[Begin TASK DATA]

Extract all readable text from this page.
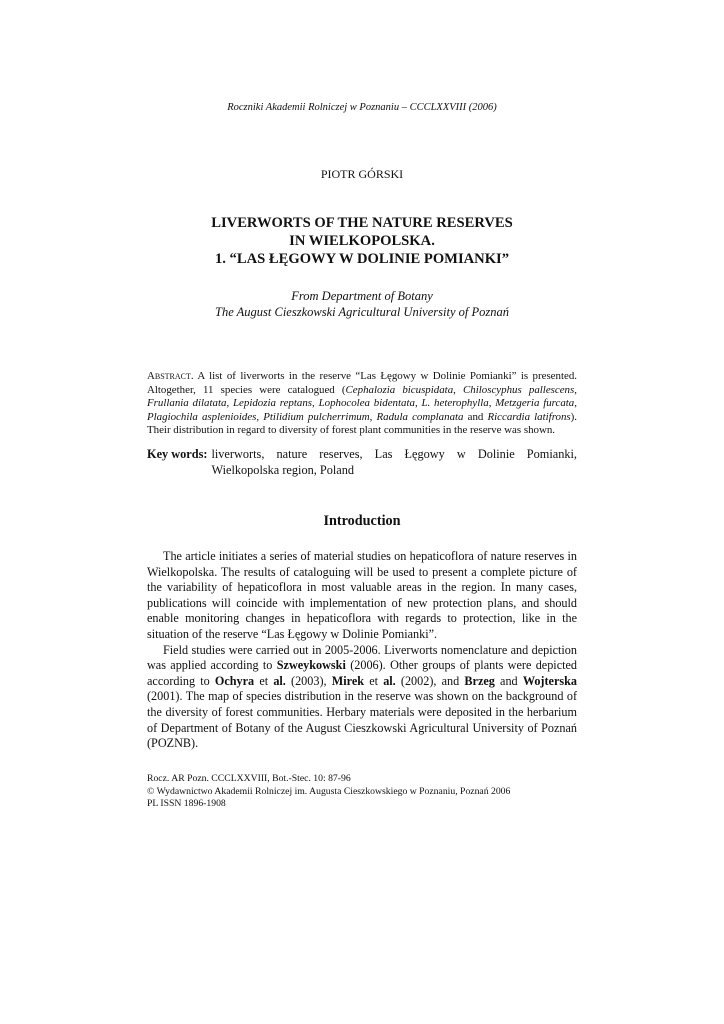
Roczniki Akademii Rolniczej w Poznaniu – CCCLXXVIII (2006)
PIOTR GÓRSKI
LIVERWORTS OF THE NATURE RESERVES
IN WIELKOPOLSKA.
1. “LAS ŁĘGOWY W DOLINIE POMIANKI”
From Department of Botany
The August Cieszkowski Agricultural University of Poznań
Abstract. A list of liverworts in the reserve “Las Łęgowy w Dolinie Pomianki” is presented. Altogether, 11 species were catalogued (Cephalozia bicuspidata, Chiloscyphus pallescens, Frullania dilatata, Lepidozia reptans, Lophocolea bidentata, L. heterophylla, Metzgeria furcata, Plagiochila asplenioides, Ptilidium pulcherrimum, Radula complanata and Riccardia latifrons). Their distribution in regard to diversity of forest plant communities in the reserve was shown.
Key words: liverworts, nature reserves, Las Łęgowy w Dolinie Pomianki, Wielkopolska region, Poland
Introduction

The article initiates a series of material studies on hepaticoflora of nature reserves in Wielkopolska. The results of cataloguing will be used to present a complete picture of the variability of hepaticoflora in most valuable areas in the region. In many cases, publications will coincide with implementation of new protection plans, and should enable monitoring changes in hepaticoflora with regards to protection, like in the situation of the reserve “Las Łęgowy w Dolinie Pomianki”.

Field studies were carried out in 2005-2006. Liverworts nomenclature and depiction was applied according to Szweykowski (2006). Other groups of plants were depicted according to Ochyra et al. (2003), Mirek et al. (2002), and Brzeg and Wojterska (2001). The map of species distribution in the reserve was shown on the background of the diversity of forest communities. Herbary materials were deposited in the herbarium of Department of Botany of the August Cieszkowski Agricultural University of Poznań (POZNB).

Rocz. AR Pozn. CCCLXXVIII, Bot.-Stec. 10: 87-96
© Wydawnictwo Akademii Rolniczej im. Augusta Cieszkowskiego w Poznaniu, Poznań 2006
PL ISSN 1896-1908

[End TASK DATA]

- THE REQUEST -
Every line above should be repeated exactly; pictures stay out of the copy.

- CORRECT RESULT -
Extract all readable text from this page.
Roczniki Akademii Rolniczej w Poznaniu – CCCLXXVIII (2006)
PIOTR GÓRSKI
LIVERWORTS OF THE NATURE RESERVES
IN WIELKOPOLSKA.
1. “LAS ŁĘGOWY W DOLINIE POMIANKI”
From Department of Botany
The August Cieszkowski Agricultural University of Poznań
Abstract. A list of liverworts in the reserve “Las Łęgowy w Dolinie Pomianki” is presented. Altogether, 11 species were catalogued (Cephalozia bicuspidata, Chiloscyphus pallescens, Frullania dilatata, Lepidozia reptans, Lophocolea bidentata, L. heterophylla, Metzgeria furcata, Plagiochila asplenioides, Ptilidium pulcherrimum, Radula complanata and Riccardia latifrons). Their distribution in regard to diversity of forest plant communities in the reserve was shown.
Key words: liverworts, nature reserves, Las Łęgowy w Dolinie Pomianki, Wielkopolska region, Poland
Introduction

The article initiates a series of material studies on hepaticoflora of nature reserves in Wielkopolska. The results of cataloguing will be used to present a complete picture of the variability of hepaticoflora in most valuable areas in the region. In many cases, publications will coincide with implementation of new protection plans, and should enable monitoring changes in hepaticoflora with regards to protection, like in the situation of the reserve “Las Łęgowy w Dolinie Pomianki”.

Field studies were carried out in 2005-2006. Liverworts nomenclature and depiction was applied according to Szweykowski (2006). Other groups of plants were depicted according to Ochyra et al. (2003), Mirek et al. (2002), and Brzeg and Wojterska (2001). The map of species distribution in the reserve was shown on the background of the diversity of forest communities. Herbary materials were deposited in the herbarium of Department of Botany of the August Cieszkowski Agricultural University of Poznań (POZNB).

Rocz. AR Pozn. CCCLXXVIII, Bot.-Stec. 10: 87-96
© Wydawnictwo Akademii Rolniczej im. Augusta Cieszkowskiego w Poznaniu, Poznań 2006
PL ISSN 1896-1908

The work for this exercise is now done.